• WORK INSTRUCTIONS:
Extract the entries in their exact form.

• MATERIAL PROVIDED:

========================================================================

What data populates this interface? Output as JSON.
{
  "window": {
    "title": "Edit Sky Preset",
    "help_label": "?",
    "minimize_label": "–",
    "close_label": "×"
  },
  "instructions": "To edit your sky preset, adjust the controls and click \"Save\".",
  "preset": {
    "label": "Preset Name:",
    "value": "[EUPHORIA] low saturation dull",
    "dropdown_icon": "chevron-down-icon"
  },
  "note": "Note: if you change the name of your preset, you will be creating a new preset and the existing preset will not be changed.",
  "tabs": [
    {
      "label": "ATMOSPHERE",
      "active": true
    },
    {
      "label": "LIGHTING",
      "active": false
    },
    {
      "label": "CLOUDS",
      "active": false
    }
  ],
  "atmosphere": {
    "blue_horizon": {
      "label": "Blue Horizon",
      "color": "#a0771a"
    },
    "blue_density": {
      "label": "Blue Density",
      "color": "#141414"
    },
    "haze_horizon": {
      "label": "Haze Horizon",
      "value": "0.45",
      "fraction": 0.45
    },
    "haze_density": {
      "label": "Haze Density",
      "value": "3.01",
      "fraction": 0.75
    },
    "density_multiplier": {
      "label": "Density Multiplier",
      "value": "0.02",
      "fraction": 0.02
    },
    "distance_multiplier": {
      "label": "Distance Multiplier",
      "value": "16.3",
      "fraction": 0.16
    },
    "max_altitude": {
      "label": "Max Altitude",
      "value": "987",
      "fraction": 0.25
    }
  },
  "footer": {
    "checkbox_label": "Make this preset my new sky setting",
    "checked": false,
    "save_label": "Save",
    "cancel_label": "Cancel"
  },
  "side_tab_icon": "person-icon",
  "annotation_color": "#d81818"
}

========================================================================

• FINAL RESULT:
What data populates this interface? Output as JSON.
{
  "window": {
    "title": "Edit Sky Preset",
    "help_label": "?",
    "minimize_label": "–",
    "close_label": "×"
  },
  "instructions": "To edit your sky preset, adjust the controls and click \"Save\".",
  "preset": {
    "label": "Preset Name:",
    "value": "[EUPHORIA] low saturation dull",
    "dropdown_icon": "chevron-down-icon"
  },
  "note": "Note: if you change the name of your preset, you will be creating a new preset and the existing preset will not be changed.",
  "tabs": [
    {
      "label": "ATMOSPHERE",
      "active": true
    },
    {
      "label": "LIGHTING",
      "active": false
    },
    {
      "label": "CLOUDS",
      "active": false
    }
  ],
  "atmosphere": {
    "blue_horizon": {
      "label": "Blue Horizon",
      "color": "#a0771a"
    },
    "blue_density": {
      "label": "Blue Density",
      "color": "#141414"
    },
    "haze_horizon": {
      "label": "Haze Horizon",
      "value": "0.45",
      "fraction": 0.45
    },
    "haze_density": {
      "label": "Haze Density",
      "value": "3.01",
      "fraction": 0.75
    },
    "density_multiplier": {
      "label": "Density Multiplier",
      "value": "0.02",
      "fraction": 0.02
    },
    "distance_multiplier": {
      "label": "Distance Multiplier",
      "value": "16.3",
      "fraction": 0.16
    },
    "max_altitude": {
      "label": "Max Altitude",
      "value": "987",
      "fraction": 0.25
    }
  },
  "footer": {
    "checkbox_label": "Make this preset my new sky setting",
    "checked": false,
    "save_label": "Save",
    "cancel_label": "Cancel"
  },
  "side_tab_icon": "person-icon",
  "annotation_color": "#d81818"
}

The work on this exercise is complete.